**DESCRIZIONE ESERCIZIO:** Trascrivi senza alcuna modifica la parte dell'estratto sulla polizza infortuni che va da "G.T. afferma che, al" fino a "di provvedimenti amministrativi.".

**ESTRATTO DELLA FONTE:**
- - -
Il percorso scelto dall'infortunato con l’obiettivo di poter correre costituisce una «deviazione del tutto indipendente dal lavoro» e non ha la copertura assicurativa nelle polizze con le quali il datore assicura gli infortuni dei dipendenti avvenuti per motivi di servizio, o nel tragitto da o verso il lavoro. La Cassazione dunque respinge il ricorso di G.T., all'epoca Presidente della Provincia, investito da un motorino mentre faceva jogging alle otto del mattino. L’ente locale aveva stipulato una polizza con Assitalia - ora Generali - per chi rivestiva quella carica a copertura degli infortuni «subiti a causa e nell’esercizio delle funzioni».
G.T. afferma che, al momento dell’infortunio, stava esercitando le proprie funzioni in quanto stava tornando da due colloqui con soggetti privati, preordinati all’adozione di provvedimenti amministrativi.
Generali ha invece escluso che la vittima al momento dell’infortunio stesse esercitando le proprie funzioni amministrative dato che in quel momento stava svolgendo attività ginnica, come si desumeva dall’ora (le otto del mattino) e dal fatto che l'infortunato indossasse una tuta.
- - -
**RIGHE DEL DATASET:**
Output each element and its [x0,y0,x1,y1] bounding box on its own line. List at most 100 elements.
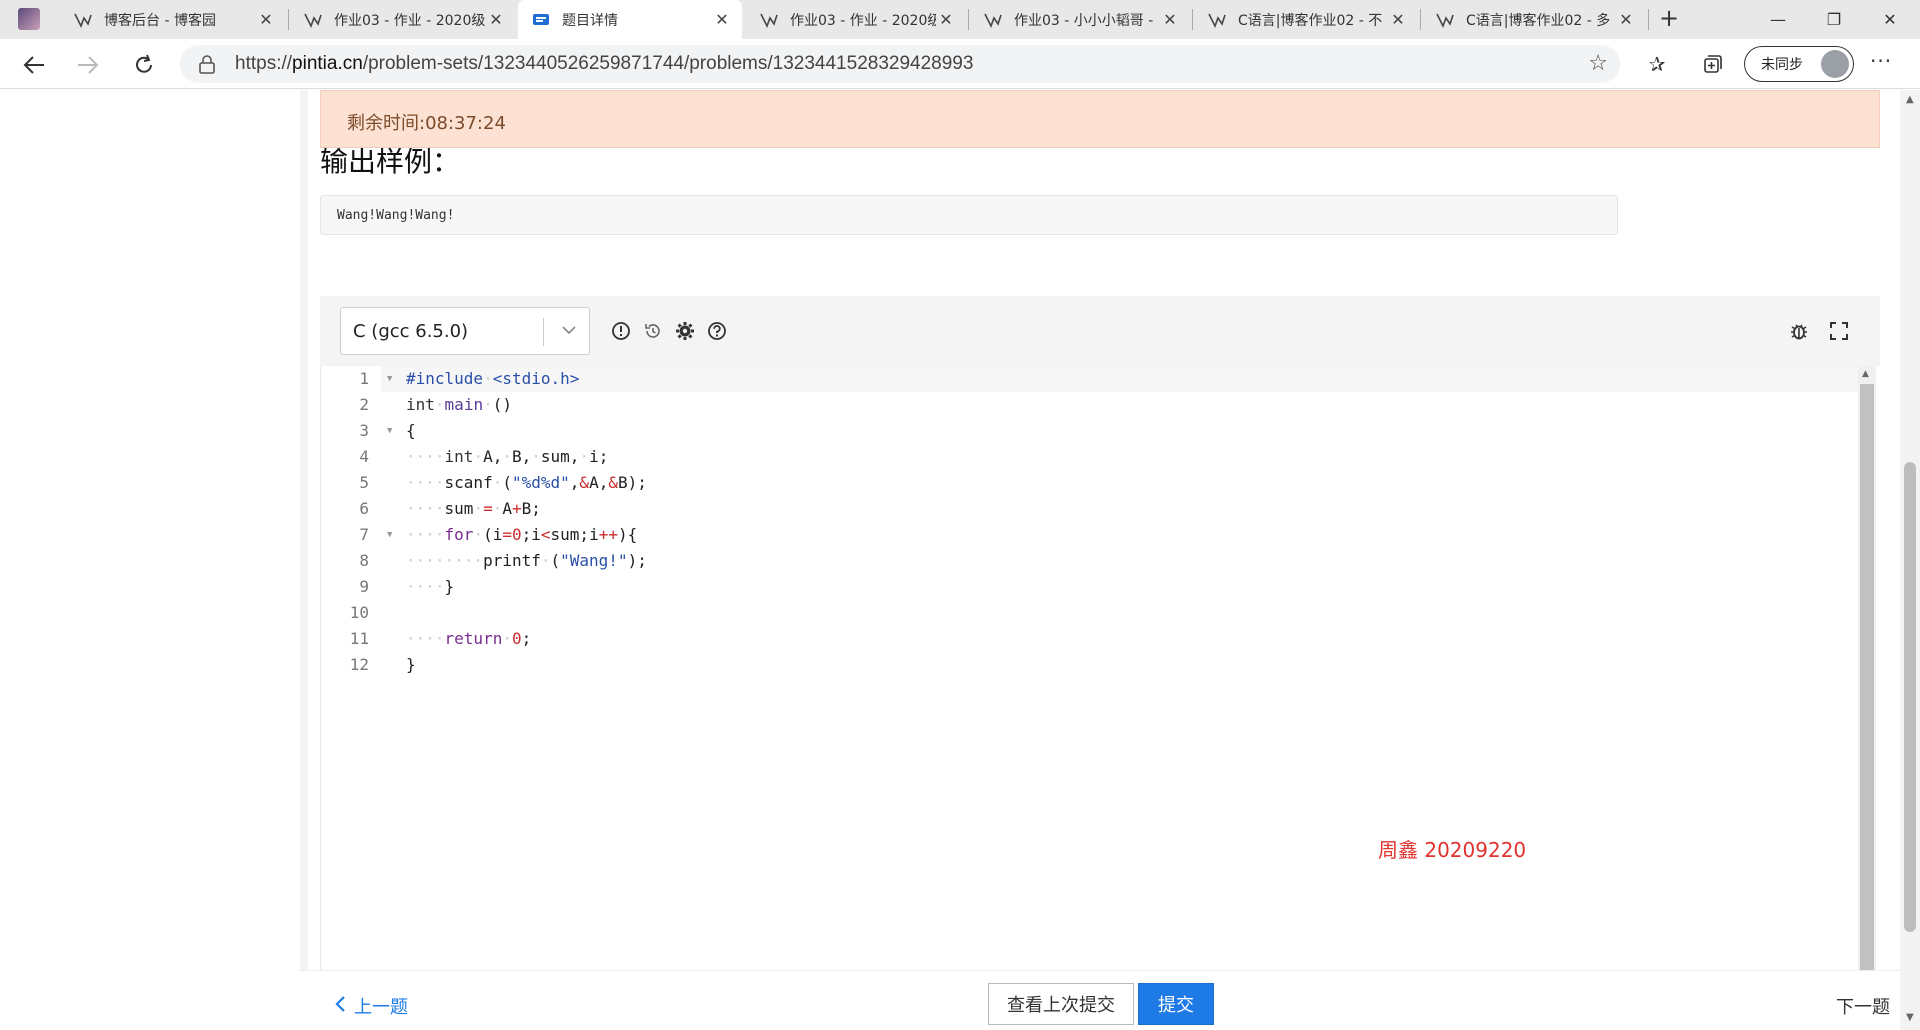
code-line[interactable]: 1 ▼ #include·<stdio.h> [321,366,1801,392]
back-arrow-icon[interactable] [18,49,50,81]
tab-problem-detail[interactable]: 题目详情 ✕ [518,0,742,39]
forward-arrow-icon[interactable] [72,49,104,81]
chevron-left-icon [334,994,346,1019]
tab-title: C语言|博客作业02 - 多 [1466,12,1611,29]
reload-icon[interactable] [128,49,160,81]
new-tab-plus-icon[interactable]: + [1656,6,1682,32]
code-line[interactable]: 6 ····sum·=·A+B; [321,496,1801,522]
gear-icon[interactable] [674,320,696,342]
submit-button[interactable]: 提交 [1138,983,1214,1025]
code-line[interactable]: 8 ········printf·("Wang!"); [321,548,1801,574]
pta-logo-icon [74,11,92,29]
pta-logo-icon [1436,11,1454,29]
close-icon[interactable]: ✕ [486,10,506,29]
window-close-icon[interactable]: ✕ [1862,0,1918,39]
history-icon[interactable] [642,320,664,342]
bottom-action-bar: 上一题 查看上次提交 提交 下一题 [300,970,1900,1030]
tab-strip: 博客后台 - 博客园 ✕ 作业03 - 作业 - 2020级 ✕ 题目详情 ✕ … [0,0,1920,39]
close-icon[interactable]: ✕ [1388,10,1408,29]
pta-logo-icon [760,11,778,29]
tab-divider [1648,9,1649,30]
page-scrollbar[interactable]: ▲ ▼ [1900,90,1920,1030]
code-line[interactable]: 4 ····int·A,·B,·sum,·i; [321,444,1801,470]
editor-toolbar: C (gcc 6.5.0) [320,296,1880,366]
view-last-submission-button[interactable]: 查看上次提交 [988,983,1134,1025]
remaining-time-text: 剩余时间:08:37:24 [347,113,506,134]
tab-title: C语言|博客作业02 - 不 [1238,12,1383,29]
fold-arrow-icon[interactable]: ▼ [387,366,392,392]
close-icon[interactable]: ✕ [712,10,732,29]
tab-blog-admin[interactable]: 博客后台 - 博客园 ✕ [60,0,286,39]
prev-problem-label: 上一题 [354,997,408,1018]
tab-homework-3[interactable]: 作业03 - 小小小韬哥 - ✕ [970,0,1190,39]
tab-homework-1[interactable]: 作业03 - 作业 - 2020级 ✕ [290,0,516,39]
tab-title: 题目详情 [562,12,618,29]
lock-icon[interactable] [198,54,216,74]
tab-title: 作业03 - 作业 - 2020级 [334,12,486,29]
editor-scrollbar-thumb[interactable] [1860,384,1874,970]
tab-divider [1420,9,1421,30]
sync-label: 未同步 [1761,57,1803,73]
star-icon[interactable]: ☆ [1588,51,1608,76]
url-host: pintia.cn [292,53,363,74]
browser-toolbar: https://pintia.cn/problem-sets/132344052… [0,39,1920,89]
tab-homework-2[interactable]: 作业03 - 作业 - 2020级 ✕ [746,0,966,39]
code-line[interactable]: 12} [321,652,1801,678]
sample-output-text: Wang!Wang!Wang! [337,208,455,223]
close-icon[interactable]: ✕ [1160,10,1180,29]
close-icon[interactable]: ✕ [936,10,956,29]
profile-avatar-icon[interactable] [18,8,40,30]
more-menu-icon[interactable]: ··· [1870,49,1892,73]
url-text: https://pintia.cn/problem-sets/132344052… [235,53,973,75]
user-avatar-icon [1821,50,1849,78]
debug-bug-icon[interactable] [1788,320,1810,342]
tab-divider [968,9,969,30]
url-path: /problem-sets/1323440526259871744/proble… [362,53,974,74]
left-gutter [300,90,308,1030]
code-line[interactable]: 11 ····return·0; [321,626,1801,652]
info-icon[interactable] [610,320,632,342]
language-value: C (gcc 6.5.0) [353,321,469,342]
sample-output-box: Wang!Wang!Wang! [320,195,1618,235]
code-line[interactable]: 9 ····} [321,574,1801,600]
select-divider [543,318,544,346]
tab-blog-hw-1[interactable]: C语言|博客作业02 - 不 ✕ [1194,0,1418,39]
fold-arrow-icon[interactable]: ▼ [387,418,392,444]
code-line[interactable]: 7 ▼ ····for·(i=0;i<sum;i++){ [321,522,1801,548]
tab-title: 博客后台 - 博客园 [104,12,216,29]
author-watermark: 周鑫 20209220 [1378,838,1527,862]
tab-title: 作业03 - 小小小韬哥 - [1014,12,1154,29]
page-scrollbar-thumb[interactable] [1904,462,1916,932]
code-line[interactable]: 5 ····scanf·("%d%d",&A,&B); [321,470,1801,496]
page-content: 输出样例： 剩余时间:08:37:24 Wang!Wang!Wang! C (g… [0,90,1920,1030]
profile-sync-button[interactable]: 未同步 [1744,46,1854,82]
code-line[interactable]: 2 int·main·() [321,392,1801,418]
chevron-down-icon[interactable] [561,320,577,339]
pta-logo-icon [1208,11,1226,29]
language-select[interactable]: C (gcc 6.5.0) [340,307,590,355]
code-line[interactable]: 3 ▼{ [321,418,1801,444]
tab-blog-hw-2[interactable]: C语言|博客作业02 - 多 ✕ [1422,0,1646,39]
next-problem-link[interactable]: 下一题 [1836,993,1890,1019]
address-bar[interactable]: https://pintia.cn/problem-sets/132344052… [180,45,1620,83]
favorites-icon[interactable]: ✰ [1642,49,1672,79]
restore-icon[interactable]: ❐ [1806,0,1862,39]
minimize-icon[interactable]: — [1750,0,1806,39]
editor-scrollbar[interactable]: ▲ [1858,366,1876,970]
help-icon[interactable] [706,320,728,342]
code-editor[interactable]: 1 ▼ #include·<stdio.h> 2 int·main·() 3 ▼{ 4 ·… [320,366,1861,970]
pintia-logo-icon [532,11,550,29]
code-line[interactable]: 10 [321,600,1801,626]
scroll-down-icon[interactable]: ▼ [1906,1012,1914,1023]
tab-divider [288,9,289,30]
prev-problem-link[interactable]: 上一题 [334,993,408,1019]
fold-arrow-icon[interactable]: ▼ [387,522,392,548]
close-icon[interactable]: ✕ [1616,10,1636,29]
scroll-up-icon[interactable]: ▲ [1862,369,1869,379]
close-icon[interactable]: ✕ [256,10,276,29]
fullscreen-icon[interactable] [1828,320,1850,342]
timer-banner: 剩余时间:08:37:24 [320,90,1880,148]
scroll-up-icon[interactable]: ▲ [1906,94,1914,105]
collections-icon[interactable] [1698,49,1728,79]
tab-title: 作业03 - 作业 - 2020级 [790,12,936,29]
- - -
**RISPOSTA SCRITTA:**
G.T. afferma che, al momento dell’infortunio, stava esercitando le proprie funzioni in quanto stava tornando da due colloqui con soggetti privati, preordinati all’adozione di provvedimenti amministrativi.